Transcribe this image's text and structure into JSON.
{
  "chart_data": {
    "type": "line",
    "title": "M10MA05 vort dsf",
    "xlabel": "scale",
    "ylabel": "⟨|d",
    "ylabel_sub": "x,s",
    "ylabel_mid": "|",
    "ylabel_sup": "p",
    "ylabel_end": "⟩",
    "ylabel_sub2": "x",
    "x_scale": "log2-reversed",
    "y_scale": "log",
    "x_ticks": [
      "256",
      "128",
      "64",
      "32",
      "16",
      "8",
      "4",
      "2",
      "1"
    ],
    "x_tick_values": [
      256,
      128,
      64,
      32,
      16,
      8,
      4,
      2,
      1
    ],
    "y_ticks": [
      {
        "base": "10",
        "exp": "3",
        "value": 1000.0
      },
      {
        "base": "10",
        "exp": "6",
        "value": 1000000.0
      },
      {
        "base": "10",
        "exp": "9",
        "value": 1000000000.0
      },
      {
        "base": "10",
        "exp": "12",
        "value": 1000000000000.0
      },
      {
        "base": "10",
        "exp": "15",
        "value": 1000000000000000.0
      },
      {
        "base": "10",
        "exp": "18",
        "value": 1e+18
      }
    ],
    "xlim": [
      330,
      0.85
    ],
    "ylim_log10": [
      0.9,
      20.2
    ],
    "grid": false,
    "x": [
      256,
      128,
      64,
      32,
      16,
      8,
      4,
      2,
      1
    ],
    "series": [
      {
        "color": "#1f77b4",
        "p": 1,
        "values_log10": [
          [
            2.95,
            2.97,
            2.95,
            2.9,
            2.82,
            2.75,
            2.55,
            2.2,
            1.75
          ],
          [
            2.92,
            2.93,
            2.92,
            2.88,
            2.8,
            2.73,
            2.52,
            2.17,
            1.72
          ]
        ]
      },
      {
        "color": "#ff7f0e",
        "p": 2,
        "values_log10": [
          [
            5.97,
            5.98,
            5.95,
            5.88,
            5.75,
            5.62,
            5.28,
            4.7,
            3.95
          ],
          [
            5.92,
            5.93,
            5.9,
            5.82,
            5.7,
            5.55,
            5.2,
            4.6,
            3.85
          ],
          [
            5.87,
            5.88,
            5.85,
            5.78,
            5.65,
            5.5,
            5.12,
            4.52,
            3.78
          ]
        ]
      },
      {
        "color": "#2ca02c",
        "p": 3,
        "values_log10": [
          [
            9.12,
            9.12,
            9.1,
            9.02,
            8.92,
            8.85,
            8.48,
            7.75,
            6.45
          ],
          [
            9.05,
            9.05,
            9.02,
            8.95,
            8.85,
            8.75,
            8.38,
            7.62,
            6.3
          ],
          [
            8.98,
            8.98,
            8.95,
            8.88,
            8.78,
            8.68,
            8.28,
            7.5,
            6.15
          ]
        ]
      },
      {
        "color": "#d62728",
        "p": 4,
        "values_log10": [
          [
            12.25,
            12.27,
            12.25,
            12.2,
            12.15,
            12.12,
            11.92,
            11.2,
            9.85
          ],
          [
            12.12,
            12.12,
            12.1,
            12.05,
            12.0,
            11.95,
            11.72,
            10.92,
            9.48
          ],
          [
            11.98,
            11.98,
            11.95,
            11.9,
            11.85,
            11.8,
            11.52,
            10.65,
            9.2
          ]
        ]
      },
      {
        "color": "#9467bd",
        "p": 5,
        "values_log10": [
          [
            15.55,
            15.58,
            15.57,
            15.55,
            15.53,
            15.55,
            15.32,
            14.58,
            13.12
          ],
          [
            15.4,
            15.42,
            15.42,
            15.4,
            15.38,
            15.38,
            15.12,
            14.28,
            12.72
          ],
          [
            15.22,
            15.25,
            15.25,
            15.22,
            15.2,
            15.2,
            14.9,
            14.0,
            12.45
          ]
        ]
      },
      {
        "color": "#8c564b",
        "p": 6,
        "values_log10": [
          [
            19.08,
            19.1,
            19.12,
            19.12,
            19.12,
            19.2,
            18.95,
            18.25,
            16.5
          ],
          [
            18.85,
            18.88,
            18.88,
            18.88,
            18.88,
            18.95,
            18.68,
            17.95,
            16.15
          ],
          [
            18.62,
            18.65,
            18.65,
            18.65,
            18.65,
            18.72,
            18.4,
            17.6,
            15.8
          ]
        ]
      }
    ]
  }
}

— Short exercise —
Quote the data in full, keeping each word unchanged.

— Exercise answer —
Transcribe this image's text and structure into JSON.
{
  "chart_data": {
    "type": "line",
    "title": "M10MA05 vort dsf",
    "xlabel": "scale",
    "ylabel": "⟨|d",
    "ylabel_sub": "x,s",
    "ylabel_mid": "|",
    "ylabel_sup": "p",
    "ylabel_end": "⟩",
    "ylabel_sub2": "x",
    "x_scale": "log2-reversed",
    "y_scale": "log",
    "x_ticks": [
      "256",
      "128",
      "64",
      "32",
      "16",
      "8",
      "4",
      "2",
      "1"
    ],
    "x_tick_values": [
      256,
      128,
      64,
      32,
      16,
      8,
      4,
      2,
      1
    ],
    "y_ticks": [
      {
        "base": "10",
        "exp": "3",
        "value": 1000.0
      },
      {
        "base": "10",
        "exp": "6",
        "value": 1000000.0
      },
      {
        "base": "10",
        "exp": "9",
        "value": 1000000000.0
      },
      {
        "base": "10",
        "exp": "12",
        "value": 1000000000000.0
      },
      {
        "base": "10",
        "exp": "15",
        "value": 1000000000000000.0
      },
      {
        "base": "10",
        "exp": "18",
        "value": 1e+18
      }
    ],
    "xlim": [
      330,
      0.85
    ],
    "ylim_log10": [
      0.9,
      20.2
    ],
    "grid": false,
    "x": [
      256,
      128,
      64,
      32,
      16,
      8,
      4,
      2,
      1
    ],
    "series": [
      {
        "color": "#1f77b4",
        "p": 1,
        "values_log10": [
          [
            2.95,
            2.97,
            2.95,
            2.9,
            2.82,
            2.75,
            2.55,
            2.2,
            1.75
          ],
          [
            2.92,
            2.93,
            2.92,
            2.88,
            2.8,
            2.73,
            2.52,
            2.17,
            1.72
          ]
        ]
      },
      {
        "color": "#ff7f0e",
        "p": 2,
        "values_log10": [
          [
            5.97,
            5.98,
            5.95,
            5.88,
            5.75,
            5.62,
            5.28,
            4.7,
            3.95
          ],
          [
            5.92,
            5.93,
            5.9,
            5.82,
            5.7,
            5.55,
            5.2,
            4.6,
            3.85
          ],
          [
            5.87,
            5.88,
            5.85,
            5.78,
            5.65,
            5.5,
            5.12,
            4.52,
            3.78
          ]
        ]
      },
      {
        "color": "#2ca02c",
        "p": 3,
        "values_log10": [
          [
            9.12,
            9.12,
            9.1,
            9.02,
            8.92,
            8.85,
            8.48,
            7.75,
            6.45
          ],
          [
            9.05,
            9.05,
            9.02,
            8.95,
            8.85,
            8.75,
            8.38,
            7.62,
            6.3
          ],
          [
            8.98,
            8.98,
            8.95,
            8.88,
            8.78,
            8.68,
            8.28,
            7.5,
            6.15
          ]
        ]
      },
      {
        "color": "#d62728",
        "p": 4,
        "values_log10": [
          [
            12.25,
            12.27,
            12.25,
            12.2,
            12.15,
            12.12,
            11.92,
            11.2,
            9.85
          ],
          [
            12.12,
            12.12,
            12.1,
            12.05,
            12.0,
            11.95,
            11.72,
            10.92,
            9.48
          ],
          [
            11.98,
            11.98,
            11.95,
            11.9,
            11.85,
            11.8,
            11.52,
            10.65,
            9.2
          ]
        ]
      },
      {
        "color": "#9467bd",
        "p": 5,
        "values_log10": [
          [
            15.55,
            15.58,
            15.57,
            15.55,
            15.53,
            15.55,
            15.32,
            14.58,
            13.12
          ],
          [
            15.4,
            15.42,
            15.42,
            15.4,
            15.38,
            15.38,
            15.12,
            14.28,
            12.72
          ],
          [
            15.22,
            15.25,
            15.25,
            15.22,
            15.2,
            15.2,
            14.9,
            14.0,
            12.45
          ]
        ]
      },
      {
        "color": "#8c564b",
        "p": 6,
        "values_log10": [
          [
            19.08,
            19.1,
            19.12,
            19.12,
            19.12,
            19.2,
            18.95,
            18.25,
            16.5
          ],
          [
            18.85,
            18.88,
            18.88,
            18.88,
            18.88,
            18.95,
            18.68,
            17.95,
            16.15
          ],
          [
            18.62,
            18.65,
            18.65,
            18.65,
            18.65,
            18.72,
            18.4,
            17.6,
            15.8
          ]
        ]
      }
    ]
  }
}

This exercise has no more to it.